Provided entries:
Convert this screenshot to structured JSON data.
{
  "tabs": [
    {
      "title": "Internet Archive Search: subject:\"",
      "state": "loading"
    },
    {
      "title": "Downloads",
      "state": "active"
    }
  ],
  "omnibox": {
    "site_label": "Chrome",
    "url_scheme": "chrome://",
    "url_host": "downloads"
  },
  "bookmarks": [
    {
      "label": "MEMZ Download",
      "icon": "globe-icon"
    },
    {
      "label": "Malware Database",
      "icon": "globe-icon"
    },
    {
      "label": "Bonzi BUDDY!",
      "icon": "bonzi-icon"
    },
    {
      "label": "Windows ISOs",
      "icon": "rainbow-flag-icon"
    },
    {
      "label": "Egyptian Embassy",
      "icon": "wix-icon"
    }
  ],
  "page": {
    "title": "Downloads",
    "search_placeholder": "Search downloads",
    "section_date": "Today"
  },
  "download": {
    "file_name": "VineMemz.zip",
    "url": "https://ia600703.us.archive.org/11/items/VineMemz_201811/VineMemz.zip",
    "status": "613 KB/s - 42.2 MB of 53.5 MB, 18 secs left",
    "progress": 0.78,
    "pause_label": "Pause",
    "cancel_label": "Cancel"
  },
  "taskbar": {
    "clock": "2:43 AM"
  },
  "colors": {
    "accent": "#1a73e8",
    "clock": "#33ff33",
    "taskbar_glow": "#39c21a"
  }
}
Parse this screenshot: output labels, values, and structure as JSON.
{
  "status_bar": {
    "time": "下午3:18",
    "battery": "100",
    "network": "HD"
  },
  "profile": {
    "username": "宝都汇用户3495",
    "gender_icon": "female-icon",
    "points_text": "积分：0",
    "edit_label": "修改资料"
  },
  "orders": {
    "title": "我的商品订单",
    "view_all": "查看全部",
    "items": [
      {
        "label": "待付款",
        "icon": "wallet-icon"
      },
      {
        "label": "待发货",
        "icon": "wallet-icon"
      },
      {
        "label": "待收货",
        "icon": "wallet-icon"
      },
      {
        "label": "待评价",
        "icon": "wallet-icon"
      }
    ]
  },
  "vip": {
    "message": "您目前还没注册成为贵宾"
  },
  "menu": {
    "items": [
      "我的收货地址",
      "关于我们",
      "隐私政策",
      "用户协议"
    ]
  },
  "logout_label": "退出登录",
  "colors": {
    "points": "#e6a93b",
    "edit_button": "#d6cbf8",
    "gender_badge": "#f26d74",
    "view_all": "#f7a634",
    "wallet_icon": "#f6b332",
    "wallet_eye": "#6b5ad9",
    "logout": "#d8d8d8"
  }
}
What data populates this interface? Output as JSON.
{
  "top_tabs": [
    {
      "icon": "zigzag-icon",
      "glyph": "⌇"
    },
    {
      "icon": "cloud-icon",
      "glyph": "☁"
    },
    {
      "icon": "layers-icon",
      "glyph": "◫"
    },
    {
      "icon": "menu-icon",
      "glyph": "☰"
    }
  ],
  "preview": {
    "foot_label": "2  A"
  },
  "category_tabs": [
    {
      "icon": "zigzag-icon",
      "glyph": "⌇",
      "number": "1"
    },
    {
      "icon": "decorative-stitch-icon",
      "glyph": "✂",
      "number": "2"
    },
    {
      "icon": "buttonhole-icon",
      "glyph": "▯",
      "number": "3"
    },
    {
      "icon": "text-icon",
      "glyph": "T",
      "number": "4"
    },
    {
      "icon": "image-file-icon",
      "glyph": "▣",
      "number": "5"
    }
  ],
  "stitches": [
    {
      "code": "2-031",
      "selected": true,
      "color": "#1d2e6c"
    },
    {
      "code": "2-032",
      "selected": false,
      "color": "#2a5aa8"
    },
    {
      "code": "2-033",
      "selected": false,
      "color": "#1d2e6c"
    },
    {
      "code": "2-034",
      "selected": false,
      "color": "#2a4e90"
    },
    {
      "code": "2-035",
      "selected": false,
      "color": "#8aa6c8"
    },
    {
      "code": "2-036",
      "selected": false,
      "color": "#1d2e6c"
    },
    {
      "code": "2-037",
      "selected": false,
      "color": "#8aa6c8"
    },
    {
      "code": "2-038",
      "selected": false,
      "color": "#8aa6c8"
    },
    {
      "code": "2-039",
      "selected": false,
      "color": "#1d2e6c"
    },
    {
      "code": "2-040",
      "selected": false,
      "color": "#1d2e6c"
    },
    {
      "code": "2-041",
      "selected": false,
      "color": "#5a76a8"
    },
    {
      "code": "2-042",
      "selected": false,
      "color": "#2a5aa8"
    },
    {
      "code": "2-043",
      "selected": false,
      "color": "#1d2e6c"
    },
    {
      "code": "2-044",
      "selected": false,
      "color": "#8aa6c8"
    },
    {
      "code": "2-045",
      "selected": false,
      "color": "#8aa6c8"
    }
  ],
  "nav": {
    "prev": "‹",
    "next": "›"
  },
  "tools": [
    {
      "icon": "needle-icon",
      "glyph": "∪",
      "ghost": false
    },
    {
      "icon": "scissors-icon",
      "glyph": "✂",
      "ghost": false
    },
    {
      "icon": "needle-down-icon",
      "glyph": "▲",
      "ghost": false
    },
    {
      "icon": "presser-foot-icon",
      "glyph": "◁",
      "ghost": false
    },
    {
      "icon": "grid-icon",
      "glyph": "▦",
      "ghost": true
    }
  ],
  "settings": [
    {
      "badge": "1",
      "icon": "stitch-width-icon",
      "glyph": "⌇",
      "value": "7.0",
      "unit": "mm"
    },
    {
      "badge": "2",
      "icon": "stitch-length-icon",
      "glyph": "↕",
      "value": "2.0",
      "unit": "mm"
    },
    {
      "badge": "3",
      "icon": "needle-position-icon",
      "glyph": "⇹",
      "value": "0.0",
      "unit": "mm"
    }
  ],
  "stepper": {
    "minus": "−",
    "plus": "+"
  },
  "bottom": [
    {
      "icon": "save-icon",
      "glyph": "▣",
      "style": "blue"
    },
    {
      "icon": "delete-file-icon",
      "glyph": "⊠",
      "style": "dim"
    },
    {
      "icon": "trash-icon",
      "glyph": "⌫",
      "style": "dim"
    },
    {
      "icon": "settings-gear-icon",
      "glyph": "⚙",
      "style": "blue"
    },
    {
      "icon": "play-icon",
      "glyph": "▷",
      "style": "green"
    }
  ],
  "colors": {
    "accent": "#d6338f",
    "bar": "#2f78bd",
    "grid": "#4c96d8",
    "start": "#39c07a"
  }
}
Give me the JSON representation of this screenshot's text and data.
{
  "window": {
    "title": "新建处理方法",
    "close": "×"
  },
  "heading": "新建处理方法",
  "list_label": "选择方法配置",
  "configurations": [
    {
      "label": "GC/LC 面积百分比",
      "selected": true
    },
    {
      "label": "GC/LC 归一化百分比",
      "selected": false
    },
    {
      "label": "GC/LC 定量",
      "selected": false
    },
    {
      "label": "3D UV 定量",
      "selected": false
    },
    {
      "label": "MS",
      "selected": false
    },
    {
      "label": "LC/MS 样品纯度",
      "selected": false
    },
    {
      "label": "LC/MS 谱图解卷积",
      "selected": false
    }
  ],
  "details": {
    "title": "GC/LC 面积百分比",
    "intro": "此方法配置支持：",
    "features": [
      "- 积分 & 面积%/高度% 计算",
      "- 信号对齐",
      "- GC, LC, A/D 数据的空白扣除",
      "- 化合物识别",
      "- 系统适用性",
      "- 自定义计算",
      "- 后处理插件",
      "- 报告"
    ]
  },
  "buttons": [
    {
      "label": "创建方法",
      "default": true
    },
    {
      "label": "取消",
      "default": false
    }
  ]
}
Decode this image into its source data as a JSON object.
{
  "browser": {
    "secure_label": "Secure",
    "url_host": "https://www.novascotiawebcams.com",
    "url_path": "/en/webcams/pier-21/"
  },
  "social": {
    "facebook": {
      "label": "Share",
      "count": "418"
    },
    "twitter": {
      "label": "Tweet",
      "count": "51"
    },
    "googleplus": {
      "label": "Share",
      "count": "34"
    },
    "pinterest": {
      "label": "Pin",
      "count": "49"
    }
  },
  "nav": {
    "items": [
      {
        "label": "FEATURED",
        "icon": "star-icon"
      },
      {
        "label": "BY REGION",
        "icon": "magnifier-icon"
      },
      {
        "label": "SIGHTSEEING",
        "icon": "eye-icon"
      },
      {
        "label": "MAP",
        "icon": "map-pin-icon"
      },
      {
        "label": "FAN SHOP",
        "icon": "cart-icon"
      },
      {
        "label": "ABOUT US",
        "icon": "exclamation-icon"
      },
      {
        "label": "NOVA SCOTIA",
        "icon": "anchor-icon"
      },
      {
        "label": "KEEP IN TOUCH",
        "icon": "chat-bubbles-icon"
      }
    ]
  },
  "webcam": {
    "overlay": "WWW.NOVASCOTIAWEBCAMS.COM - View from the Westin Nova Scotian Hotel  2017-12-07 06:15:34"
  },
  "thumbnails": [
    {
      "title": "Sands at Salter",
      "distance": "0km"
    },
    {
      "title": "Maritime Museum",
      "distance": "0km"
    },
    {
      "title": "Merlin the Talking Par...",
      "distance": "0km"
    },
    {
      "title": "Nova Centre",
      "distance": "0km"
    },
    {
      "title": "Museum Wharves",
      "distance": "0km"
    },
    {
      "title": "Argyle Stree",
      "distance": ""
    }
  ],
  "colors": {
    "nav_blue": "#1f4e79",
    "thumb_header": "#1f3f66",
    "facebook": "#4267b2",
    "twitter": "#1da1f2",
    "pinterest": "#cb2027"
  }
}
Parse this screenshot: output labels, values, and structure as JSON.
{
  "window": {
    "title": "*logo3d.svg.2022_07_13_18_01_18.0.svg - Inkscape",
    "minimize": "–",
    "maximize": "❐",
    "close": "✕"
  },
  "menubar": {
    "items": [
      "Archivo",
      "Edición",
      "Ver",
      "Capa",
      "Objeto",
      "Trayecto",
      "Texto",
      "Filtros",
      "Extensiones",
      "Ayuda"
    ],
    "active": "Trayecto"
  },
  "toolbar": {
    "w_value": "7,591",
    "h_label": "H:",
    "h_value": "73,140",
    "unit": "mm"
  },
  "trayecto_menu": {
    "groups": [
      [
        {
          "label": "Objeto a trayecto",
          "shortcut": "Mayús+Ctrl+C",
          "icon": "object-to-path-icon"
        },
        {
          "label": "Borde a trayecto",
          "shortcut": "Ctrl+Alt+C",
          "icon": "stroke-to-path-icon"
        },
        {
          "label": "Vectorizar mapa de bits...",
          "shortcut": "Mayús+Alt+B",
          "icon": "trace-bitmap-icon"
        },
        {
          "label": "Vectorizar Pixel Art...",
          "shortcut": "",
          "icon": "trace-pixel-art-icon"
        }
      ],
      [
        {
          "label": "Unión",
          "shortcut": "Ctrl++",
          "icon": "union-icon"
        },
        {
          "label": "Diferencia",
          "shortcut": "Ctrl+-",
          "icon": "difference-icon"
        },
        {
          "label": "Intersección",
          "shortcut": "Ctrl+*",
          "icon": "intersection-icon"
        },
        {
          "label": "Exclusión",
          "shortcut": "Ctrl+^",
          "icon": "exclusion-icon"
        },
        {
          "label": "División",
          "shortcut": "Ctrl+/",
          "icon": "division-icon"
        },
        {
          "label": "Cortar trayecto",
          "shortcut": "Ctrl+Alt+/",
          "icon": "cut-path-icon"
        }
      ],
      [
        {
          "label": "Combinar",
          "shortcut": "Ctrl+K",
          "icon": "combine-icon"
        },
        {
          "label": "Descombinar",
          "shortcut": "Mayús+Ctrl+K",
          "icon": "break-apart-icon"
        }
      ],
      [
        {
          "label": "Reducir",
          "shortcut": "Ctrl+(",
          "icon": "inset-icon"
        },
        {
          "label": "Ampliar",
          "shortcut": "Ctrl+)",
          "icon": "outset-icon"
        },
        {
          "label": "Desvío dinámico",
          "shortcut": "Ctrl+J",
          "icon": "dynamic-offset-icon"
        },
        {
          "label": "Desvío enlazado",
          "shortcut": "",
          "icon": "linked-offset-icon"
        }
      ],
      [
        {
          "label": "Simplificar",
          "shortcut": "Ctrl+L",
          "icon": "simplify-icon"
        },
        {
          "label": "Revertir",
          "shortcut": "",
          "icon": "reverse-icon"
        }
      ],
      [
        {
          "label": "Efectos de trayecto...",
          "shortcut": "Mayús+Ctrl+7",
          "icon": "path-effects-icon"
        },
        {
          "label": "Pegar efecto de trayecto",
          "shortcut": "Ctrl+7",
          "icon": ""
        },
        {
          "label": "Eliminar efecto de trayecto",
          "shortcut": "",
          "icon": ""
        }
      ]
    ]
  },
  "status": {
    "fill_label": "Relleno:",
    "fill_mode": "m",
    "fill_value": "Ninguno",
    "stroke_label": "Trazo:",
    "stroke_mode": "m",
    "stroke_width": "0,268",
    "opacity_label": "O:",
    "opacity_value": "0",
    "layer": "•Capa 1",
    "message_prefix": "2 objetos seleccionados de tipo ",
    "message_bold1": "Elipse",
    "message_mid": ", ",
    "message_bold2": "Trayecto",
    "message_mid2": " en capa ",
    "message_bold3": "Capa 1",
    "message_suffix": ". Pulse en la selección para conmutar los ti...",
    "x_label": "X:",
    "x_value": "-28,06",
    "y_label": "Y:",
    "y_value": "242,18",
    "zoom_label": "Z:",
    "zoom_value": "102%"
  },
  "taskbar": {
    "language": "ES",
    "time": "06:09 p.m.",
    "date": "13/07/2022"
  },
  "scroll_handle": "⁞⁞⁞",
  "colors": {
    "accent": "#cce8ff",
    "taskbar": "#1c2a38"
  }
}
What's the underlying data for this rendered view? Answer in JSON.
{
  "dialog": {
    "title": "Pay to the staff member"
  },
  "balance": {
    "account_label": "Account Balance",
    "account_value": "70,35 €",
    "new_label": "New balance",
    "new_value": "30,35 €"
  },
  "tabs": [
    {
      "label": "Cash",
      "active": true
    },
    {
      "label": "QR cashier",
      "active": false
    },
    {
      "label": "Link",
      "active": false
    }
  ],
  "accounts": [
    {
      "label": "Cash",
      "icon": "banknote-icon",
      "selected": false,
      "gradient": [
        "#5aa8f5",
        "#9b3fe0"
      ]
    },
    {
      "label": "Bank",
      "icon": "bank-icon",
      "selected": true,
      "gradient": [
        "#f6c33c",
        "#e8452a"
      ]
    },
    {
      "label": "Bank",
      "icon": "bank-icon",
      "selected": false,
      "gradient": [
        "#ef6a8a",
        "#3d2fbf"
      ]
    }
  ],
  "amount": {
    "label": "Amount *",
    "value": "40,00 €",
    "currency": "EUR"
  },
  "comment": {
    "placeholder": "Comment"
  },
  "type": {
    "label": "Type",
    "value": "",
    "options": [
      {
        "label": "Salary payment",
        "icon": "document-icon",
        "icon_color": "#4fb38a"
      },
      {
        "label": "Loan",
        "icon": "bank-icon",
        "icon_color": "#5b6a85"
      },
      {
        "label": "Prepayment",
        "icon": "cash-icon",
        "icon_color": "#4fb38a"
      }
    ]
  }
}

Challenge:
Look above for the line that holds "What's the underlying", then copy it and each line after it exactly, through the last line of the data.

Answer in full:
What's the underlying data for this rendered view? Answer in JSON.
{
  "dialog": {
    "title": "Pay to the staff member"
  },
  "balance": {
    "account_label": "Account Balance",
    "account_value": "70,35 €",
    "new_label": "New balance",
    "new_value": "30,35 €"
  },
  "tabs": [
    {
      "label": "Cash",
      "active": true
    },
    {
      "label": "QR cashier",
      "active": false
    },
    {
      "label": "Link",
      "active": false
    }
  ],
  "accounts": [
    {
      "label": "Cash",
      "icon": "banknote-icon",
      "selected": false,
      "gradient": [
        "#5aa8f5",
        "#9b3fe0"
      ]
    },
    {
      "label": "Bank",
      "icon": "bank-icon",
      "selected": true,
      "gradient": [
        "#f6c33c",
        "#e8452a"
      ]
    },
    {
      "label": "Bank",
      "icon": "bank-icon",
      "selected": false,
      "gradient": [
        "#ef6a8a",
        "#3d2fbf"
      ]
    }
  ],
  "amount": {
    "label": "Amount *",
    "value": "40,00 €",
    "currency": "EUR"
  },
  "comment": {
    "placeholder": "Comment"
  },
  "type": {
    "label": "Type",
    "value": "",
    "options": [
      {
        "label": "Salary payment",
        "icon": "document-icon",
        "icon_color": "#4fb38a"
      },
      {
        "label": "Loan",
        "icon": "bank-icon",
        "icon_color": "#5b6a85"
      },
      {
        "label": "Prepayment",
        "icon": "cash-icon",
        "icon_color": "#4fb38a"
      }
    ]
  }
}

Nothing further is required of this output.